#### Entries supplied

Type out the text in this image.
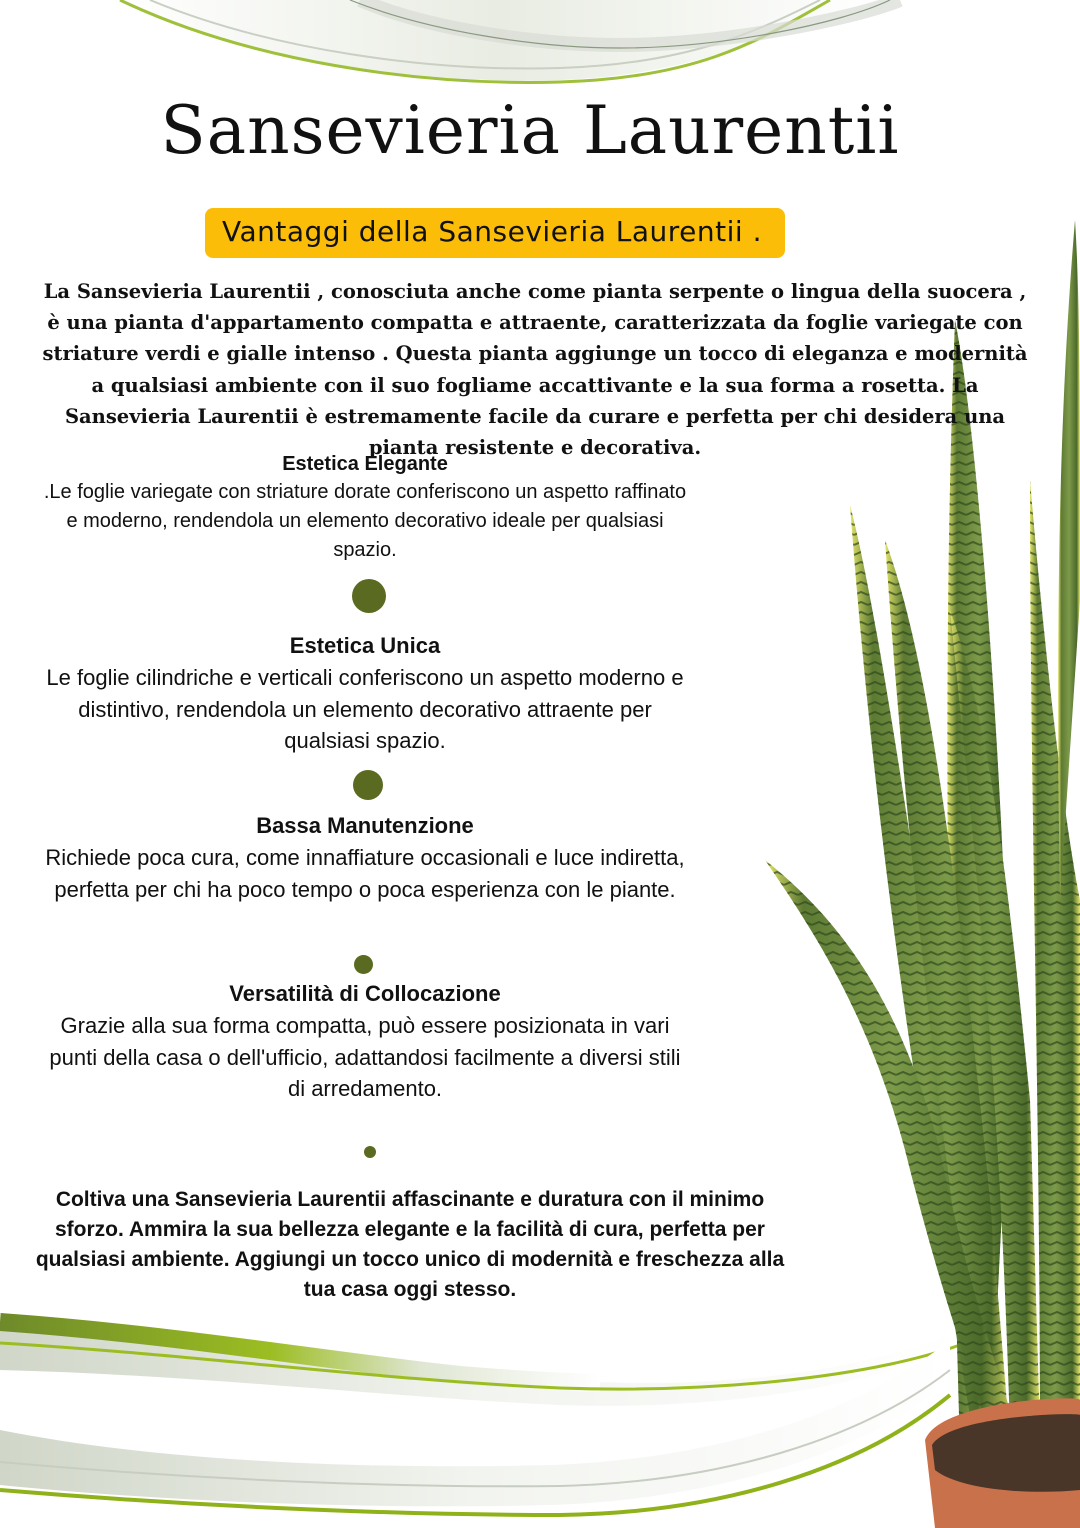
Sansevieria Laurentii
Vantaggi della Sansevieria Laurentii .

La Sansevieria Laurentii , conosciuta anche come pianta serpente o lingua della suocera , è una pianta d'appartamento compatta e attraente, caratterizzata da foglie variegate con striature verdi e gialle intenso . Questa pianta aggiunge un tocco di eleganza e modernità a qualsiasi ambiente con il suo fogliame accattivante e la sua forma a rosetta. La Sansevieria Laurentii è estremamente facile da curare e perfetta per chi desidera una pianta resistente e decorativa.

Estetica Elegante

.Le foglie variegate con striature dorate conferiscono un aspetto raffinato e moderno, rendendola un elemento decorativo ideale per qualsiasi spazio.

Estetica Unica

Le foglie cilindriche e verticali conferiscono un aspetto moderno e distintivo, rendendola un elemento decorativo attraente per qualsiasi spazio.

Bassa Manutenzione

Richiede poca cura, come innaffiature occasionali e luce indiretta, perfetta per chi ha poco tempo o poca esperienza con le piante.

Versatilità di Collocazione

Grazie alla sua forma compatta, può essere posizionata in vari punti della casa o dell'ufficio, adattandosi facilmente a diversi stili di arredamento.

Coltiva una Sansevieria Laurentii affascinante e duratura con il minimo sforzo. Ammira la sua bellezza elegante e la facilità di cura, perfetta per qualsiasi ambiente. Aggiungi un tocco unico di modernità e freschezza alla tua casa oggi stesso.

########

Repeat the material above in full and exactly, apart from the pictures.

**Exercise answer:**
Type out the text in this image.
Sansevieria Laurentii
Vantaggi della Sansevieria Laurentii .

La Sansevieria Laurentii , conosciuta anche come pianta serpente o lingua della suocera , è una pianta d'appartamento compatta e attraente, caratterizzata da foglie variegate con striature verdi e gialle intenso . Questa pianta aggiunge un tocco di eleganza e modernità a qualsiasi ambiente con il suo fogliame accattivante e la sua forma a rosetta. La Sansevieria Laurentii è estremamente facile da curare e perfetta per chi desidera una pianta resistente e decorativa.

Estetica Elegante

.Le foglie variegate con striature dorate conferiscono un aspetto raffinato e moderno, rendendola un elemento decorativo ideale per qualsiasi spazio.

Estetica Unica

Le foglie cilindriche e verticali conferiscono un aspetto moderno e distintivo, rendendola un elemento decorativo attraente per qualsiasi spazio.

Bassa Manutenzione

Richiede poca cura, come innaffiature occasionali e luce indiretta, perfetta per chi ha poco tempo o poca esperienza con le piante.

Versatilità di Collocazione

Grazie alla sua forma compatta, può essere posizionata in vari punti della casa o dell'ufficio, adattandosi facilmente a diversi stili di arredamento.

Coltiva una Sansevieria Laurentii affascinante e duratura con il minimo sforzo. Ammira la sua bellezza elegante e la facilità di cura, perfetta per qualsiasi ambiente. Aggiungi un tocco unico di modernità e freschezza alla tua casa oggi stesso.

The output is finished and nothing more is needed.